---------- Extracted material ----------
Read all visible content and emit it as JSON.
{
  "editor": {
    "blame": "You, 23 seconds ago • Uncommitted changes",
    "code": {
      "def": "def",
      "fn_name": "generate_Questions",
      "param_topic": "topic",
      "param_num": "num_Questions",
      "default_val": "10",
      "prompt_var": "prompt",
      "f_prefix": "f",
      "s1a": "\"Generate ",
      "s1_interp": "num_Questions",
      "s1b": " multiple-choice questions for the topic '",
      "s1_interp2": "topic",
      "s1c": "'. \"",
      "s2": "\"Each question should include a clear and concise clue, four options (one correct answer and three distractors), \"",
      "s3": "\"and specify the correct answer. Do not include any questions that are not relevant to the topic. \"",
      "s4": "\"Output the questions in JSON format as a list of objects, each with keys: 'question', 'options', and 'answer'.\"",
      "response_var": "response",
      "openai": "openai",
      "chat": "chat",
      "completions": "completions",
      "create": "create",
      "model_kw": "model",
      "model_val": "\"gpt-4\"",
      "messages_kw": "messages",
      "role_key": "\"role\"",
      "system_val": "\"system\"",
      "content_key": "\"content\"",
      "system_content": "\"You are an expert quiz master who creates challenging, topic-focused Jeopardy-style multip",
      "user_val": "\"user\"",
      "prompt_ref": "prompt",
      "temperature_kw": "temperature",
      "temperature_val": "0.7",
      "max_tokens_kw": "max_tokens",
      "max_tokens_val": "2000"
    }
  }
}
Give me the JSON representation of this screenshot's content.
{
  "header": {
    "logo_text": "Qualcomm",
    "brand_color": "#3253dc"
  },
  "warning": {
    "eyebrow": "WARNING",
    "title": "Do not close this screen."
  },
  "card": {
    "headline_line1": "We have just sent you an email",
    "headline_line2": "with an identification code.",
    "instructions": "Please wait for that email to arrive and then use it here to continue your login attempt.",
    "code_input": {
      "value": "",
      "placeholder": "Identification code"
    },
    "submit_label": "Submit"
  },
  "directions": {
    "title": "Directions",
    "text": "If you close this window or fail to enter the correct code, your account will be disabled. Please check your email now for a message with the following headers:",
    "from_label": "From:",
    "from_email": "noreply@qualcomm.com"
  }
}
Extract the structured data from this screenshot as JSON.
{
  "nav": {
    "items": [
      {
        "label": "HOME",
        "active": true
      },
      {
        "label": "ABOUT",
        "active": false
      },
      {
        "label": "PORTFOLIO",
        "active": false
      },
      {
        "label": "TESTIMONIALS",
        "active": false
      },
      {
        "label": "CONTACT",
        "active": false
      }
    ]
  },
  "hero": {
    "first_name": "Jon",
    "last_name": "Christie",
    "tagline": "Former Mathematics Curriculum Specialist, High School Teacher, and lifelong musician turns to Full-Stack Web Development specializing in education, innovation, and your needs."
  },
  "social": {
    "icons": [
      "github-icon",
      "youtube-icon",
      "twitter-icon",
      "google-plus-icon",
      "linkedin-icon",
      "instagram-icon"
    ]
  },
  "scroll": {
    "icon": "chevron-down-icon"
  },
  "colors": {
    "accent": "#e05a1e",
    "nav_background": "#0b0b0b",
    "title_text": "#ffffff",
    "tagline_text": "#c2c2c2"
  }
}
----------
---------- Extracted material ----------
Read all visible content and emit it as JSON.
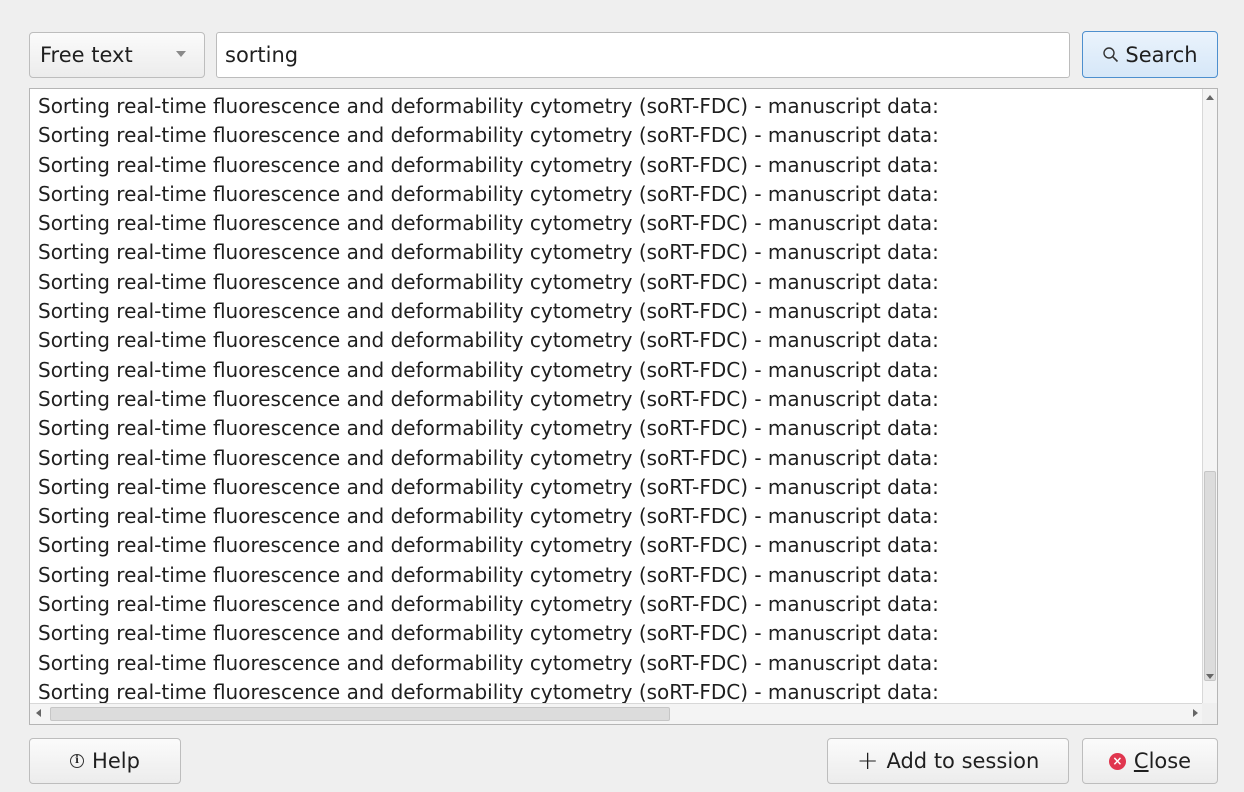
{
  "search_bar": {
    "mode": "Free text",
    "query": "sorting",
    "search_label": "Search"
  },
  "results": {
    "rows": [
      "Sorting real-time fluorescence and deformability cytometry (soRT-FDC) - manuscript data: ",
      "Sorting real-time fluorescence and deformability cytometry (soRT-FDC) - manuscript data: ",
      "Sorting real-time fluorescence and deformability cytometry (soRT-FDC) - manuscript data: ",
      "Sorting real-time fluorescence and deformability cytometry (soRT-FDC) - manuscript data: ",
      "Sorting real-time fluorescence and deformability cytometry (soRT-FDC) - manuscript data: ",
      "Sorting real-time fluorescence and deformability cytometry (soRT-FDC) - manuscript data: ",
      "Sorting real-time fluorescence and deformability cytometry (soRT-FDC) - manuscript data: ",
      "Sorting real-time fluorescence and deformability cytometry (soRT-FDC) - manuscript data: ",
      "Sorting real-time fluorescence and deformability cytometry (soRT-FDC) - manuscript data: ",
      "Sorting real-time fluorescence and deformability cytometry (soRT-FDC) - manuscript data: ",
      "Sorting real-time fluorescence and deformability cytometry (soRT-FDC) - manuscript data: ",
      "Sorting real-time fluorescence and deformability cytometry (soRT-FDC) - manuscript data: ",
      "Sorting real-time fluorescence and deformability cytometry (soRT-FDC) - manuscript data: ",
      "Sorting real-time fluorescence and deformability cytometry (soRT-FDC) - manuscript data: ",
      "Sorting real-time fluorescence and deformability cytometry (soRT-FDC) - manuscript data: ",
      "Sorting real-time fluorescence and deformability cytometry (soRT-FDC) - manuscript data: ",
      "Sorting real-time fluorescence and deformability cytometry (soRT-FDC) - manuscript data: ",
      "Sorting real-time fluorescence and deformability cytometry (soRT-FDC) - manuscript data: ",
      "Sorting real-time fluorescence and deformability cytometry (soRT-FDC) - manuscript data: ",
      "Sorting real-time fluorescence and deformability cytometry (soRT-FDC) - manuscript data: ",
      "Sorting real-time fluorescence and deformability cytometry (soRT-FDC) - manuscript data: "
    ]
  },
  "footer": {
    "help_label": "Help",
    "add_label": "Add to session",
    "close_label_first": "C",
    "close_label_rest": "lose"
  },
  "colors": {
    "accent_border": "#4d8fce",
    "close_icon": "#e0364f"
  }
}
----------
Pick out all lines containing the string "include".

      "s2": "\"Each question should include a clear and concise clue, four options (one correct answer and three distractors), \"",
      "s3": "\"and specify the correct answer. Do not include any questions that are not relevant to the topic. \"",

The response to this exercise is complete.